### Task description
Transcribe the material verbatim in full; the pictures do not belong in the copy.

Start of Dataset records

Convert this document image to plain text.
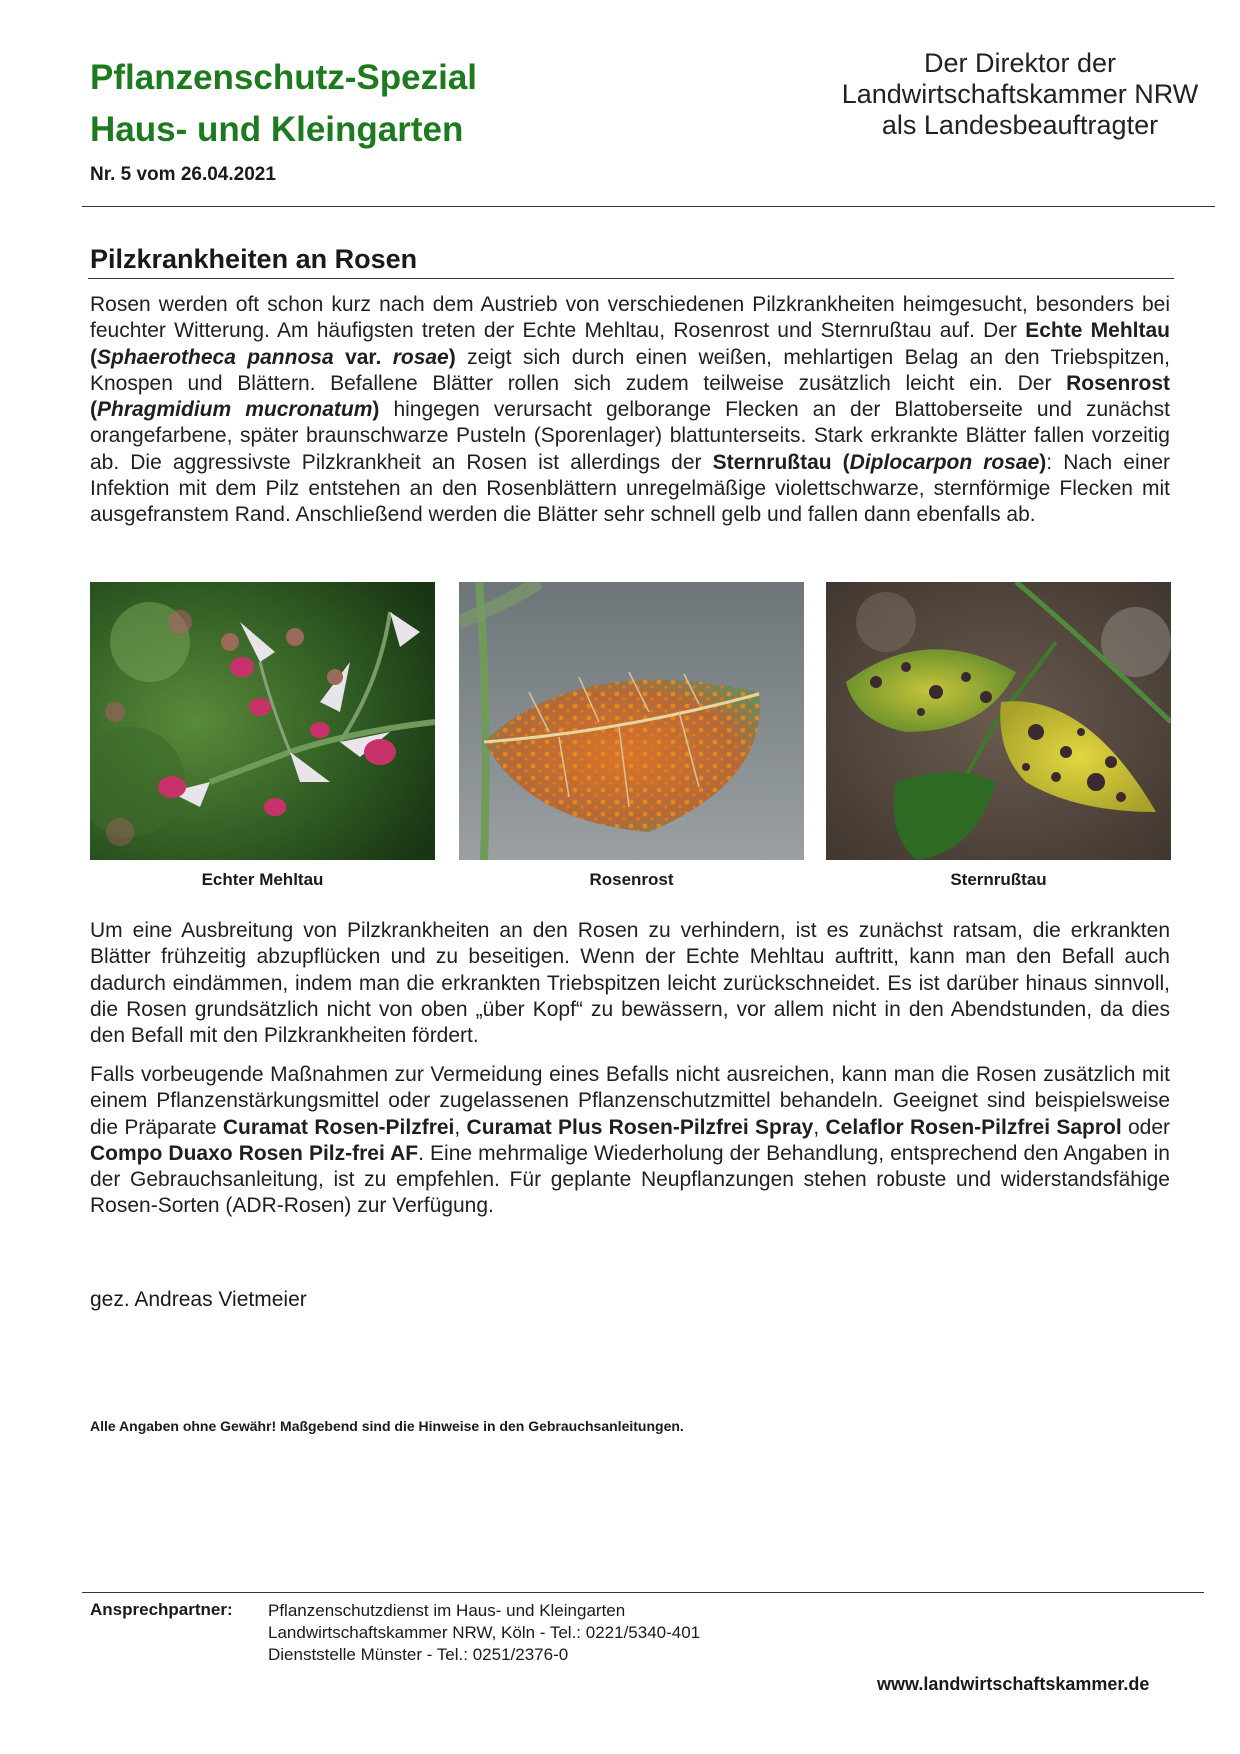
Pflanzenschutz-Spezial
Haus- und Kleingarten
Der Direktor der
Landwirtschaftskammer NRW
als Landesbeauftragter
Nr. 5 vom 26.04.2021
Pilzkrankheiten an Rosen
Rosen werden oft schon kurz nach dem Austrieb von verschiedenen Pilzkrankheiten heimgesucht, besonders bei feuchter Witterung. Am häufigsten treten der Echte Mehltau, Rosenrost und Sternrußtau auf. Der Echte Mehltau (Sphaerotheca pannosa var. rosae) zeigt sich durch einen weißen, mehlartigen Belag an den Triebspitzen, Knospen und Blättern. Befallene Blätter rollen sich zudem teilweise zusätzlich leicht ein. Der Rosenrost (Phragmidium mucronatum) hingegen verursacht gelborange Flecken an der Blattoberseite und zunächst orangefarbene, später braunschwarze Pusteln (Sporenlager) blattunterseits. Stark erkrankte Blätter fallen vorzeitig ab. Die aggressivste Pilzkrankheit an Rosen ist allerdings der Sternrußtau (Diplocarpon rosae): Nach einer Infektion mit dem Pilz entstehen an den Rosenblättern unregelmäßige violettschwarze, sternförmige Flecken mit ausgefranstem Rand. Anschließend werden die Blätter sehr schnell gelb und fallen dann ebenfalls ab.
Echter Mehltau	Rosenrost	Sternrußtau
Um eine Ausbreitung von Pilzkrankheiten an den Rosen zu verhindern, ist es zunächst ratsam, die erkrankten Blätter frühzeitig abzupflücken und zu beseitigen. Wenn der Echte Mehltau auftritt, kann man den Befall auch dadurch eindämmen, indem man die erkrankten Triebspitzen leicht zurückschneidet. Es ist darüber hinaus sinnvoll, die Rosen grundsätzlich nicht von oben „über Kopf“ zu bewässern, vor allem nicht in den Abendstunden, da dies den Befall mit den Pilzkrankheiten fördert.
Falls vorbeugende Maßnahmen zur Vermeidung eines Befalls nicht ausreichen, kann man die Rosen zusätzlich mit einem Pflanzenstärkungsmittel oder zugelassenen Pflanzenschutzmittel behandeln. Geeignet sind beispielsweise die Präparate Curamat Rosen-Pilzfrei, Curamat Plus Rosen-Pilzfrei Spray, Celaflor Rosen-Pilzfrei Saprol oder Compo Duaxo Rosen Pilz-frei AF. Eine mehrmalige Wiederholung der Behandlung, entsprechend den Angaben in der Gebrauchsanleitung, ist zu empfehlen. Für geplante Neupflanzungen stehen robuste und widerstandsfähige Rosen-Sorten (ADR-Rosen) zur Verfügung.
gez. Andreas Vietmeier
Alle Angaben ohne Gewähr! Maßgebend sind die Hinweise in den Gebrauchsanleitungen.
Ansprechpartner: Pflanzenschutzdienst im Haus- und Kleingarten
Landwirtschaftskammer NRW, Köln - Tel.: 0221/5340-401
Dienststelle Münster - Tel.: 0251/2376-0
www.landwirtschaftskammer.de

End of Dataset records

### Output
Convert this document image to plain text.
Pflanzenschutz-Spezial
Haus- und Kleingarten
Der Direktor der
Landwirtschaftskammer NRW
als Landesbeauftragter
Nr. 5 vom 26.04.2021
Pilzkrankheiten an Rosen
Rosen werden oft schon kurz nach dem Austrieb von verschiedenen Pilzkrankheiten heimgesucht, besonders bei feuchter Witterung. Am häufigsten treten der Echte Mehltau, Rosenrost und Sternrußtau auf. Der Echte Mehltau (Sphaerotheca pannosa var. rosae) zeigt sich durch einen weißen, mehlartigen Belag an den Triebspitzen, Knospen und Blättern. Befallene Blätter rollen sich zudem teilweise zusätzlich leicht ein. Der Rosenrost (Phragmidium mucronatum) hingegen verursacht gelborange Flecken an der Blattoberseite und zunächst orangefarbene, später braunschwarze Pusteln (Sporenlager) blattunterseits. Stark erkrankte Blätter fallen vorzeitig ab. Die aggressivste Pilzkrankheit an Rosen ist allerdings der Sternrußtau (Diplocarpon rosae): Nach einer Infektion mit dem Pilz entstehen an den Rosenblättern unregelmäßige violettschwarze, sternförmige Flecken mit ausgefranstem Rand. Anschließend werden die Blätter sehr schnell gelb und fallen dann ebenfalls ab.
Echter Mehltau	Rosenrost	Sternrußtau
Um eine Ausbreitung von Pilzkrankheiten an den Rosen zu verhindern, ist es zunächst ratsam, die erkrankten Blätter frühzeitig abzupflücken und zu beseitigen. Wenn der Echte Mehltau auftritt, kann man den Befall auch dadurch eindämmen, indem man die erkrankten Triebspitzen leicht zurückschneidet. Es ist darüber hinaus sinnvoll, die Rosen grundsätzlich nicht von oben „über Kopf“ zu bewässern, vor allem nicht in den Abendstunden, da dies den Befall mit den Pilzkrankheiten fördert.
Falls vorbeugende Maßnahmen zur Vermeidung eines Befalls nicht ausreichen, kann man die Rosen zusätzlich mit einem Pflanzenstärkungsmittel oder zugelassenen Pflanzenschutzmittel behandeln. Geeignet sind beispielsweise die Präparate Curamat Rosen-Pilzfrei, Curamat Plus Rosen-Pilzfrei Spray, Celaflor Rosen-Pilzfrei Saprol oder Compo Duaxo Rosen Pilz-frei AF. Eine mehrmalige Wiederholung der Behandlung, entsprechend den Angaben in der Gebrauchsanleitung, ist zu empfehlen. Für geplante Neupflanzungen stehen robuste und widerstandsfähige Rosen-Sorten (ADR-Rosen) zur Verfügung.
gez. Andreas Vietmeier
Alle Angaben ohne Gewähr! Maßgebend sind die Hinweise in den Gebrauchsanleitungen.
Ansprechpartner: Pflanzenschutzdienst im Haus- und Kleingarten
Landwirtschaftskammer NRW, Köln - Tel.: 0221/5340-401
Dienststelle Münster - Tel.: 0251/2376-0
www.landwirtschaftskammer.de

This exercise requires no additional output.